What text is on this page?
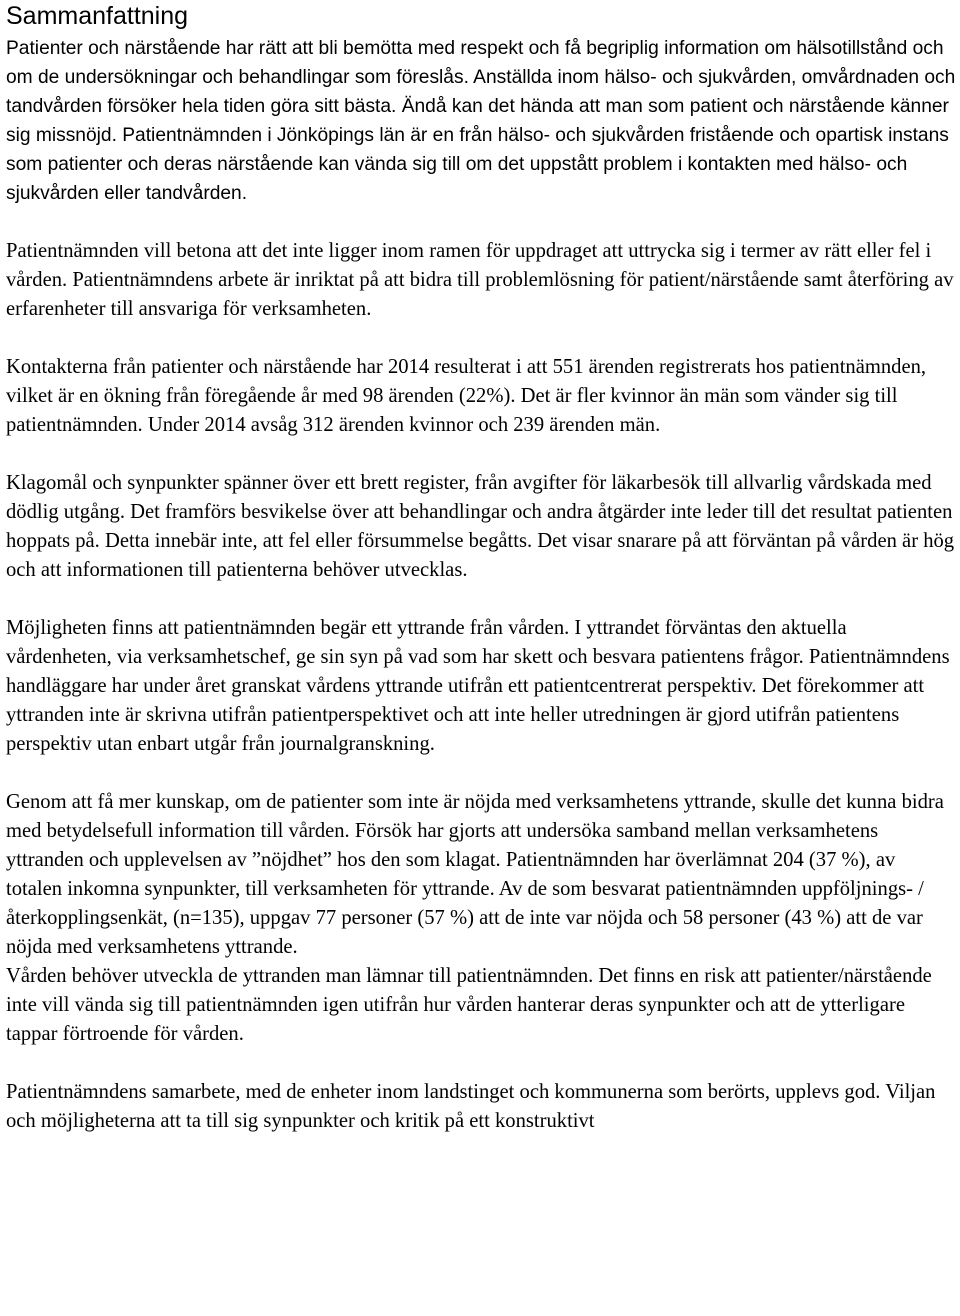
Sammanfattning

Patienter och närstående har rätt att bli bemötta med respekt och få begriplig information om hälsotillstånd och om de undersökningar och behandlingar som föreslås. Anställda inom hälso- och sjukvården, omvårdnaden och tandvården försöker hela tiden göra sitt bästa. Ändå kan det hända att man som patient och närstående känner sig missnöjd. Patientnämnden i Jönköpings län är en från hälso- och sjukvården fristående och opartisk instans som patienter och deras närstående kan vända sig till om det uppstått problem i kontakten med hälso- och sjukvården eller tandvården.

Patientnämnden vill betona att det inte ligger inom ramen för uppdraget att uttrycka sig i termer av rätt eller fel i vården. Patientnämndens arbete är inriktat på att bidra till problemlösning för patient/närstående samt återföring av erfarenheter till ansvariga för verksamheten.

Kontakterna från patienter och närstående har 2014 resulterat i att 551 ärenden registrerats hos patientnämnden, vilket är en ökning från föregående år med 98 ärenden (22%). Det är fler kvinnor än män som vänder sig till patientnämnden. Under 2014 avsåg 312 ärenden kvinnor och 239 ärenden män.

Klagomål och synpunkter spänner över ett brett register, från avgifter för läkarbesök till allvarlig vårdskada med dödlig utgång. Det framförs besvikelse över att behandlingar och andra åtgärder inte leder till det resultat patienten hoppats på. Detta innebär inte, att fel eller försummelse begåtts. Det visar snarare på att förväntan på vården är hög och att informationen till patienterna behöver utvecklas.

Möjligheten finns att patientnämnden begär ett yttrande från vården. I yttrandet förväntas den aktuella vårdenheten, via verksamhetschef, ge sin syn på vad som har skett och besvara patientens frågor. Patientnämndens handläggare har under året granskat vårdens yttrande utifrån ett patientcentrerat perspektiv. Det förekommer att yttranden inte är skrivna utifrån patientperspektivet och att inte heller utredningen är gjord utifrån patientens perspektiv utan enbart utgår från journalgranskning.

Genom att få mer kunskap, om de patienter som inte är nöjda med verksamhetens yttrande, skulle det kunna bidra med betydelsefull information till vården. Försök har gjorts att undersöka samband mellan verksamhetens yttranden och upplevelsen av ”nöjdhet” hos den som klagat. Patientnämnden har överlämnat 204 (37 %), av totalen inkomna synpunkter, till verksamheten för yttrande. Av de som besvarat patientnämnden uppföljnings- /återkopplingsenkät, (n=135), uppgav 77 personer (57 %) att de inte var nöjda och 58 personer (43 %) att de var nöjda med verksamhetens yttrande.

Vården behöver utveckla de yttranden man lämnar till patientnämnden. Det finns en risk att patienter/närstående inte vill vända sig till patientnämnden igen utifrån hur vården hanterar deras synpunkter och att de ytterligare tappar förtroende för vården.

Patientnämndens samarbete, med de enheter inom landstinget och kommunerna som berörts, upplevs god. Viljan och möjligheterna att ta till sig synpunkter och kritik på ett konstruktivt
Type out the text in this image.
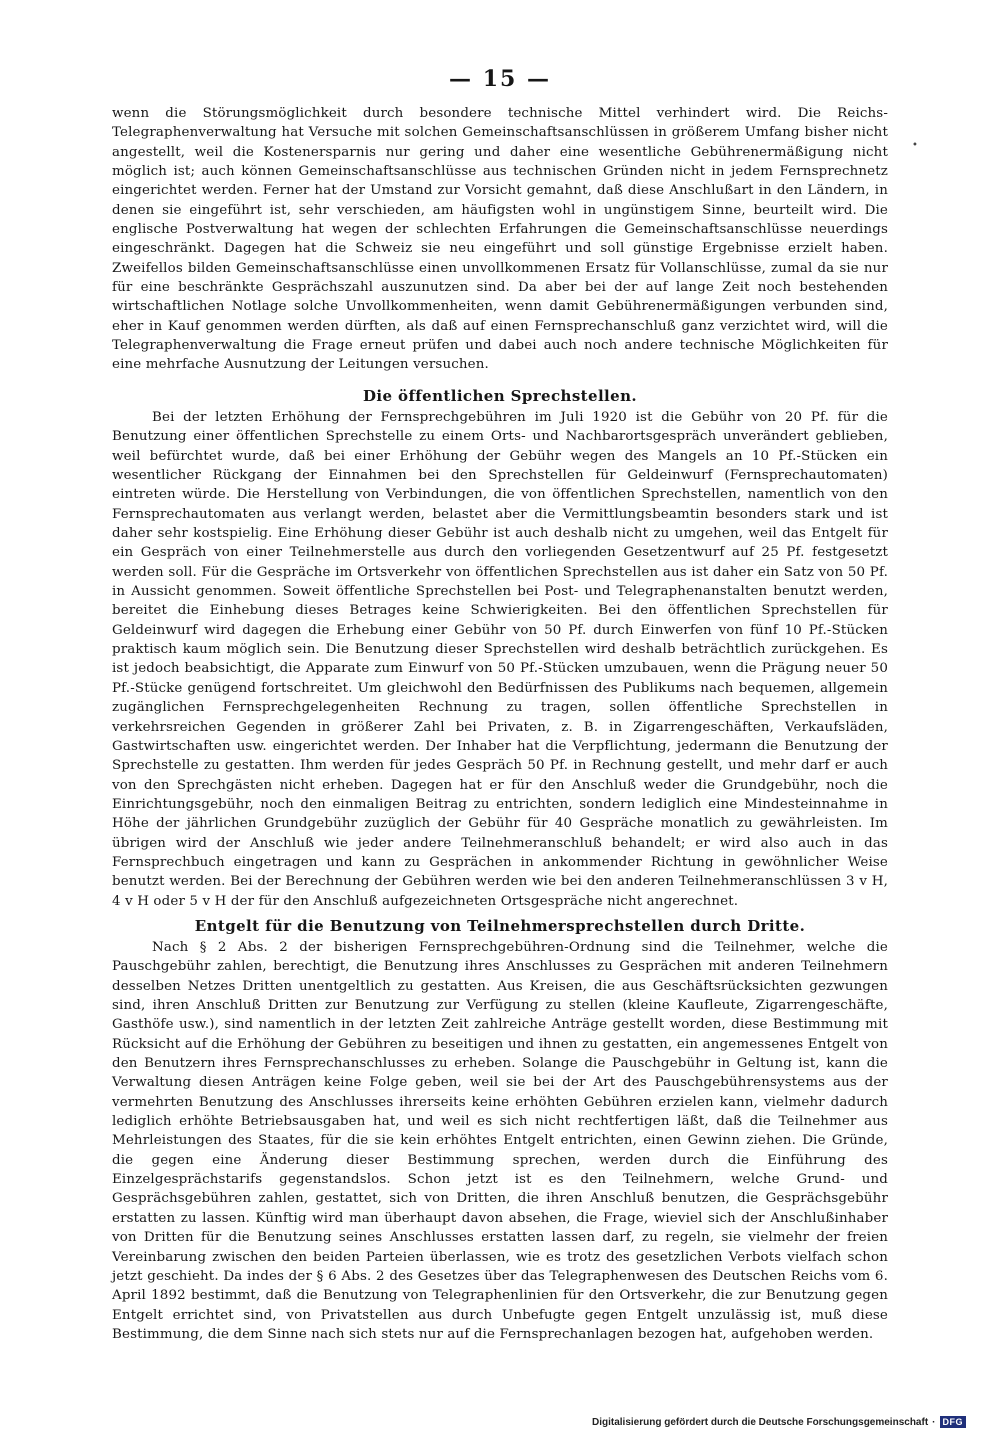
— 15 —
•

wenn die Störungsmöglichkeit durch besondere technische Mittel verhindert wird. Die Reichs-Telegraphenverwaltung hat Versuche mit solchen Gemeinschaftsanschlüssen in größerem Umfang bisher nicht angestellt, weil die Kostenersparnis nur gering und daher eine wesentliche Gebührenermäßigung nicht möglich ist; auch können Gemeinschaftsanschlüsse aus technischen Gründen nicht in jedem Fernsprechnetz eingerichtet werden. Ferner hat der Umstand zur Vorsicht gemahnt, daß diese Anschlußart in den Ländern, in denen sie eingeführt ist, sehr verschieden, am häufigsten wohl in ungünstigem Sinne, beurteilt wird. Die englische Postverwaltung hat wegen der schlechten Erfahrungen die Gemeinschaftsanschlüsse neuerdings eingeschränkt. Dagegen hat die Schweiz sie neu eingeführt und soll günstige Ergebnisse erzielt haben. Zweifellos bilden Gemeinschaftsanschlüsse einen unvollkommenen Ersatz für Vollanschlüsse, zumal da sie nur für eine beschränkte Gesprächszahl auszunutzen sind. Da aber bei der auf lange Zeit noch bestehenden wirtschaftlichen Notlage solche Unvollkommenheiten, wenn damit Gebührenermäßigungen verbunden sind, eher in Kauf genommen werden dürften, als daß auf einen Fernsprechanschluß ganz verzichtet wird, will die Telegraphenverwaltung die Frage erneut prüfen und dabei auch noch andere technische Möglichkeiten für eine mehrfache Ausnutzung der Leitungen versuchen.

Die öffentlichen Sprechstellen.

Bei der letzten Erhöhung der Fernsprechgebühren im Juli 1920 ist die Gebühr von 20 Pf. für die Benutzung einer öffentlichen Sprechstelle zu einem Orts- und Nachbarortsgespräch unverändert geblieben, weil befürchtet wurde, daß bei einer Erhöhung der Gebühr wegen des Mangels an 10 Pf.-Stücken ein wesentlicher Rückgang der Einnahmen bei den Sprechstellen für Geldeinwurf (Fernsprechautomaten) eintreten würde. Die Herstellung von Verbindungen, die von öffentlichen Sprechstellen, namentlich von den Fernsprechautomaten aus verlangt werden, belastet aber die Vermittlungsbeamtin besonders stark und ist daher sehr kostspielig. Eine Erhöhung dieser Gebühr ist auch deshalb nicht zu umgehen, weil das Entgelt für ein Gespräch von einer Teilnehmerstelle aus durch den vorliegenden Gesetzentwurf auf 25 Pf. festgesetzt werden soll. Für die Gespräche im Ortsverkehr von öffentlichen Sprechstellen aus ist daher ein Satz von 50 Pf. in Aussicht genommen. Soweit öffentliche Sprechstellen bei Post- und Telegraphenanstalten benutzt werden, bereitet die Einhebung dieses Betrages keine Schwierigkeiten. Bei den öffentlichen Sprechstellen für Geldeinwurf wird dagegen die Erhebung einer Gebühr von 50 Pf. durch Einwerfen von fünf 10 Pf.-Stücken praktisch kaum möglich sein. Die Benutzung dieser Sprechstellen wird deshalb beträchtlich zurückgehen. Es ist jedoch beabsichtigt, die Apparate zum Einwurf von 50 Pf.-Stücken umzubauen, wenn die Prägung neuer 50 Pf.-Stücke genügend fortschreitet. Um gleichwohl den Bedürfnissen des Publikums nach bequemen, allgemein zugänglichen Fernsprechgelegenheiten Rechnung zu tragen, sollen öffentliche Sprechstellen in verkehrsreichen Gegenden in größerer Zahl bei Privaten, z. B. in Zigarrengeschäften, Verkaufsläden, Gastwirtschaften usw. eingerichtet werden. Der Inhaber hat die Verpflichtung, jedermann die Benutzung der Sprechstelle zu gestatten. Ihm werden für jedes Gespräch 50 Pf. in Rechnung gestellt, und mehr darf er auch von den Sprechgästen nicht erheben. Dagegen hat er für den Anschluß weder die Grundgebühr, noch die Einrichtungsgebühr, noch den einmaligen Beitrag zu entrichten, sondern lediglich eine Mindesteinnahme in Höhe der jährlichen Grundgebühr zuzüglich der Gebühr für 40 Gespräche monatlich zu gewährleisten. Im übrigen wird der Anschluß wie jeder andere Teilnehmeranschluß behandelt; er wird also auch in das Fernsprechbuch eingetragen und kann zu Gesprächen in ankommender Richtung in gewöhnlicher Weise benutzt werden. Bei der Berechnung der Gebühren werden wie bei den anderen Teilnehmeranschlüssen 3 v H, 4 v H oder 5 v H der für den Anschluß aufgezeichneten Ortsgespräche nicht angerechnet.

Entgelt für die Benutzung von Teilnehmersprechstellen durch Dritte.

Nach § 2 Abs. 2 der bisherigen Fernsprechgebühren-Ordnung sind die Teilnehmer, welche die Pauschgebühr zahlen, berechtigt, die Benutzung ihres Anschlusses zu Gesprächen mit anderen Teilnehmern desselben Netzes Dritten unentgeltlich zu gestatten. Aus Kreisen, die aus Geschäftsrücksichten gezwungen sind, ihren Anschluß Dritten zur Benutzung zur Verfügung zu stellen (kleine Kaufleute, Zigarrengeschäfte, Gasthöfe usw.), sind namentlich in der letzten Zeit zahlreiche Anträge gestellt worden, diese Bestimmung mit Rücksicht auf die Erhöhung der Gebühren zu beseitigen und ihnen zu gestatten, ein angemessenes Entgelt von den Benutzern ihres Fernsprechanschlusses zu erheben. Solange die Pauschgebühr in Geltung ist, kann die Verwaltung diesen Anträgen keine Folge geben, weil sie bei der Art des Pauschgebührensystems aus der vermehrten Benutzung des Anschlusses ihrerseits keine erhöhten Gebühren erzielen kann, vielmehr dadurch lediglich erhöhte Betriebsausgaben hat, und weil es sich nicht rechtfertigen läßt, daß die Teilnehmer aus Mehrleistungen des Staates, für die sie kein erhöhtes Entgelt entrichten, einen Gewinn ziehen. Die Gründe, die gegen eine Änderung dieser Bestimmung sprechen, werden durch die Einführung des Einzelgesprächstarifs gegenstandslos. Schon jetzt ist es den Teilnehmern, welche Grund- und Gesprächsgebühren zahlen, gestattet, sich von Dritten, die ihren Anschluß benutzen, die Gesprächsgebühr erstatten zu lassen. Künftig wird man überhaupt davon absehen, die Frage, wieviel sich der Anschlußinhaber von Dritten für die Benutzung seines Anschlusses erstatten lassen darf, zu regeln, sie vielmehr der freien Vereinbarung zwischen den beiden Parteien überlassen, wie es trotz des gesetzlichen Verbots vielfach schon jetzt geschieht. Da indes der § 6 Abs. 2 des Gesetzes über das Telegraphenwesen des Deutschen Reichs vom 6. April 1892 bestimmt, daß die Benutzung von Telegraphenlinien für den Ortsverkehr, die zur Benutzung gegen Entgelt errichtet sind, von Privatstellen aus durch Unbefugte gegen Entgelt unzulässig ist, muß diese Bestimmung, die dem Sinne nach sich stets nur auf die Fernsprechanlagen bezogen hat, aufgehoben werden.

Digitalisierung gefördert durch die Deutsche Forschungsgemeinschaft · DFG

------------------------------

■ **What to do**: Anywhere the listing shows the word "finns", copy the full line.

■ **Answer area**:
Möjligheten finns att patientnämnden begär ett yttrande från vården. I yttrandet förväntas den aktuella vårdenheten, via verksamhetschef, ge sin syn på vad som har skett och besvara patientens frågor. Patientnämndens handläggare har under året granskat vårdens yttrande utifrån ett patientcentrerat perspektiv. Det förekommer att yttranden inte är skrivna utifrån patientperspektivet och att inte heller utredningen är gjord utifrån patientens perspektiv utan enbart utgår från journalgranskning.
Vården behöver utveckla de yttranden man lämnar till patientnämnden. Det finns en risk att patienter/närstående inte vill vända sig till patientnämnden igen utifrån hur vården hanterar deras synpunkter och att de ytterligare tappar förtroende för vården.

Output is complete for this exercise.